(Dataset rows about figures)
** Start **

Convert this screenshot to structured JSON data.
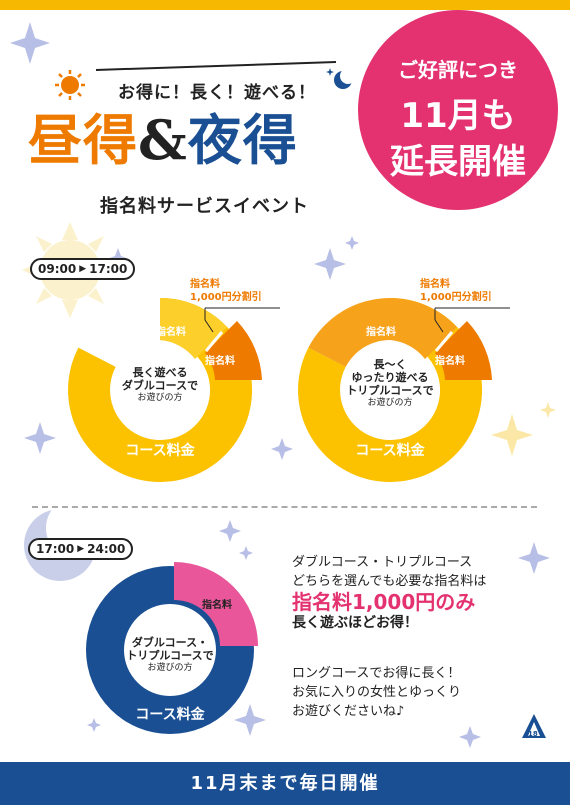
{
  "header": {
    "catchphrase": "お得に！長く！遊べる！",
    "title_day": "昼得",
    "title_amp": "&",
    "title_night": "夜得",
    "subtitle": "指名料サービスイベント"
  },
  "badge": {
    "line1": "ご好評につき",
    "line2": "11月も",
    "line3": "延長開催"
  },
  "day_section": {
    "time_start": "09:00",
    "time_end": "17:00",
    "charts": [
      {
        "discount_label_1": "指名料",
        "discount_label_2": "1,000円分割引",
        "segment_nomination": "指名料",
        "segment_nomination_discount": "指名料",
        "center_lines": [
          "長く遊べる",
          "ダブルコースで",
          "お遊びの方"
        ],
        "course_label": "コース料金"
      },
      {
        "discount_label_1": "指名料",
        "discount_label_2": "1,000円分割引",
        "segment_nomination": "指名料",
        "segment_nomination_discount": "指名料",
        "center_lines": [
          "長～く",
          "ゆったり遊べる",
          "トリプルコースで",
          "お遊びの方"
        ],
        "course_label": "コース料金"
      }
    ]
  },
  "night_section": {
    "time_start": "17:00",
    "time_end": "24:00",
    "chart": {
      "segment_nomination": "指名料",
      "center_lines": [
        "ダブルコース・",
        "トリプルコースで",
        "お遊びの方"
      ],
      "course_label": "コース料金"
    },
    "info_lines": [
      "ダブルコース・トリプルコース",
      "どちらを選んでも必要な指名料は"
    ],
    "info_highlight": "指名料1,000円のみ",
    "info_bold": "長く遊ぶほどお得！",
    "info2_lines": [
      "ロングコースでお得に長く！",
      "お気に入りの女性とゆっくり",
      "お遊びくださいね♪"
    ]
  },
  "footer": {
    "text": "11月末まで毎日開催",
    "logo_text": "18"
  },
  "colors": {
    "day": "#ee7a00",
    "night": "#1a4f93",
    "pink": "#e3326f",
    "yellow": "#f6b800",
    "light_orange": "#f7a21b"
  }
}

** End **

▶ **GIVEN INSTRUCTION**: Pictures appear in the records above. Output everything except them, exactly.

▶ **ANSWER TO THIS EXERCISE**:
Convert this screenshot to structured JSON data.
{
  "header": {
    "catchphrase": "お得に！長く！遊べる！",
    "title_day": "昼得",
    "title_amp": "&",
    "title_night": "夜得",
    "subtitle": "指名料サービスイベント"
  },
  "badge": {
    "line1": "ご好評につき",
    "line2": "11月も",
    "line3": "延長開催"
  },
  "day_section": {
    "time_start": "09:00",
    "time_end": "17:00",
    "charts": [
      {
        "discount_label_1": "指名料",
        "discount_label_2": "1,000円分割引",
        "segment_nomination": "指名料",
        "segment_nomination_discount": "指名料",
        "center_lines": [
          "長く遊べる",
          "ダブルコースで",
          "お遊びの方"
        ],
        "course_label": "コース料金"
      },
      {
        "discount_label_1": "指名料",
        "discount_label_2": "1,000円分割引",
        "segment_nomination": "指名料",
        "segment_nomination_discount": "指名料",
        "center_lines": [
          "長～く",
          "ゆったり遊べる",
          "トリプルコースで",
          "お遊びの方"
        ],
        "course_label": "コース料金"
      }
    ]
  },
  "night_section": {
    "time_start": "17:00",
    "time_end": "24:00",
    "chart": {
      "segment_nomination": "指名料",
      "center_lines": [
        "ダブルコース・",
        "トリプルコースで",
        "お遊びの方"
      ],
      "course_label": "コース料金"
    },
    "info_lines": [
      "ダブルコース・トリプルコース",
      "どちらを選んでも必要な指名料は"
    ],
    "info_highlight": "指名料1,000円のみ",
    "info_bold": "長く遊ぶほどお得！",
    "info2_lines": [
      "ロングコースでお得に長く！",
      "お気に入りの女性とゆっくり",
      "お遊びくださいね♪"
    ]
  },
  "footer": {
    "text": "11月末まで毎日開催",
    "logo_text": "18"
  },
  "colors": {
    "day": "#ee7a00",
    "night": "#1a4f93",
    "pink": "#e3326f",
    "yellow": "#f6b800",
    "light_orange": "#f7a21b"
  }
}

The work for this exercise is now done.